• _Task instructions_: Word for word, copy all the data and drop the pictures.

Stored data entries
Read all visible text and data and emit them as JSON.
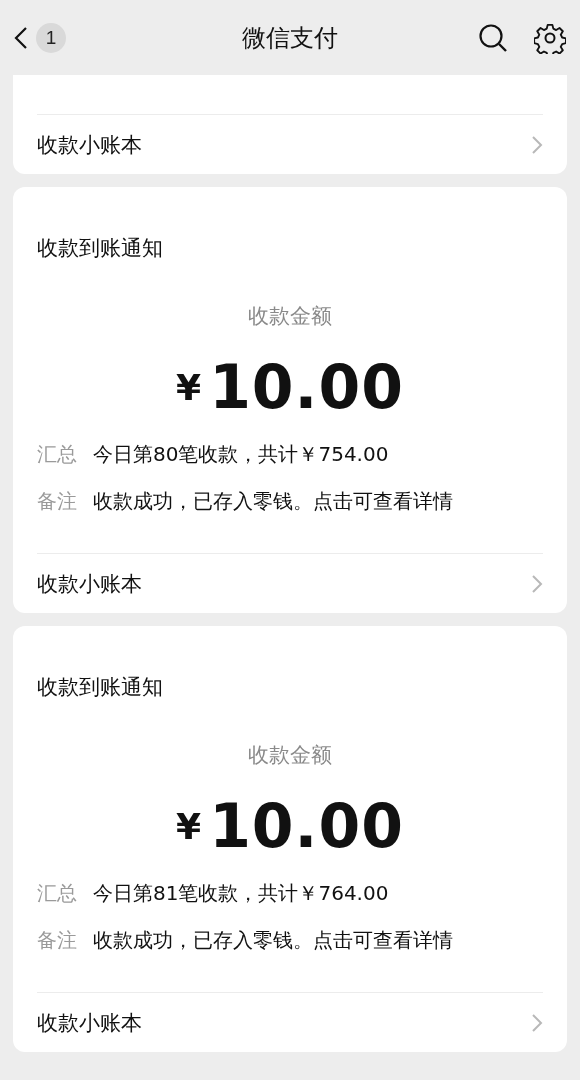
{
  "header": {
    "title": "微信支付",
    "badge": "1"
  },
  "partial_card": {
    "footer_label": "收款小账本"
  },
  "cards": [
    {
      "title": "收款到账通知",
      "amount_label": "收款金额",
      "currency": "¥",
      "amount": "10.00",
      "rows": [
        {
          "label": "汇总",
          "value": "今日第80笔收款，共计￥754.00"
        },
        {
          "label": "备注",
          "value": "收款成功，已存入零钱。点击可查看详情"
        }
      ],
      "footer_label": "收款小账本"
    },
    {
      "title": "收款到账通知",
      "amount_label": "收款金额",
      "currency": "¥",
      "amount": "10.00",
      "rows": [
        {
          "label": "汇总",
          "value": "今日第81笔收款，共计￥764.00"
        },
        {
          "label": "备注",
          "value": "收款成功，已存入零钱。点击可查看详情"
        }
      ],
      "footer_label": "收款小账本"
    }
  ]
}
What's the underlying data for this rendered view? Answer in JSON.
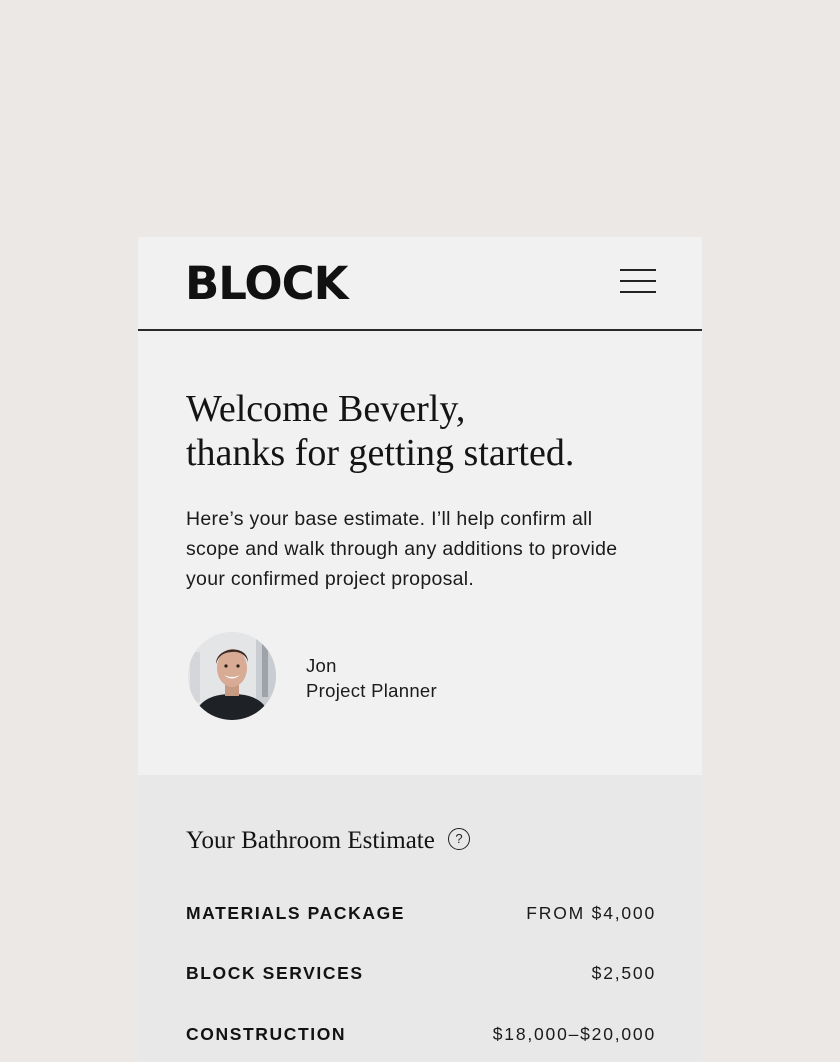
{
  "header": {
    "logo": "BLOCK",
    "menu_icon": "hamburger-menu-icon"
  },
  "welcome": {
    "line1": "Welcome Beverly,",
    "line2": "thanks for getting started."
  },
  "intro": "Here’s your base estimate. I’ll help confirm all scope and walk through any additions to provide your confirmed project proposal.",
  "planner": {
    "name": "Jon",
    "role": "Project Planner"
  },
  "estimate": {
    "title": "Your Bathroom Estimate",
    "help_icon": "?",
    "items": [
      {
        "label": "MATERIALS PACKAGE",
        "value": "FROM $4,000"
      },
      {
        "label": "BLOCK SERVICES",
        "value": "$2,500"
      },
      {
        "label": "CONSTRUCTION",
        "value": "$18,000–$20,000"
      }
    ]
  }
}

• _Task response_:
Read all visible text and data and emit them as JSON.
{
  "header": {
    "title": "微信支付",
    "badge": "1"
  },
  "partial_card": {
    "footer_label": "收款小账本"
  },
  "cards": [
    {
      "title": "收款到账通知",
      "amount_label": "收款金额",
      "currency": "¥",
      "amount": "10.00",
      "rows": [
        {
          "label": "汇总",
          "value": "今日第80笔收款，共计￥754.00"
        },
        {
          "label": "备注",
          "value": "收款成功，已存入零钱。点击可查看详情"
        }
      ],
      "footer_label": "收款小账本"
    },
    {
      "title": "收款到账通知",
      "amount_label": "收款金额",
      "currency": "¥",
      "amount": "10.00",
      "rows": [
        {
          "label": "汇总",
          "value": "今日第81笔收款，共计￥764.00"
        },
        {
          "label": "备注",
          "value": "收款成功，已存入零钱。点击可查看详情"
        }
      ],
      "footer_label": "收款小账本"
    }
  ]
}
What's the underlying data for this rendered view? Answer in JSON.
{
  "header": {
    "logo": "BLOCK",
    "menu_icon": "hamburger-menu-icon"
  },
  "welcome": {
    "line1": "Welcome Beverly,",
    "line2": "thanks for getting started."
  },
  "intro": "Here’s your base estimate. I’ll help confirm all scope and walk through any additions to provide your confirmed project proposal.",
  "planner": {
    "name": "Jon",
    "role": "Project Planner"
  },
  "estimate": {
    "title": "Your Bathroom Estimate",
    "help_icon": "?",
    "items": [
      {
        "label": "MATERIALS PACKAGE",
        "value": "FROM $4,000"
      },
      {
        "label": "BLOCK SERVICES",
        "value": "$2,500"
      },
      {
        "label": "CONSTRUCTION",
        "value": "$18,000–$20,000"
      }
    ]
  }
}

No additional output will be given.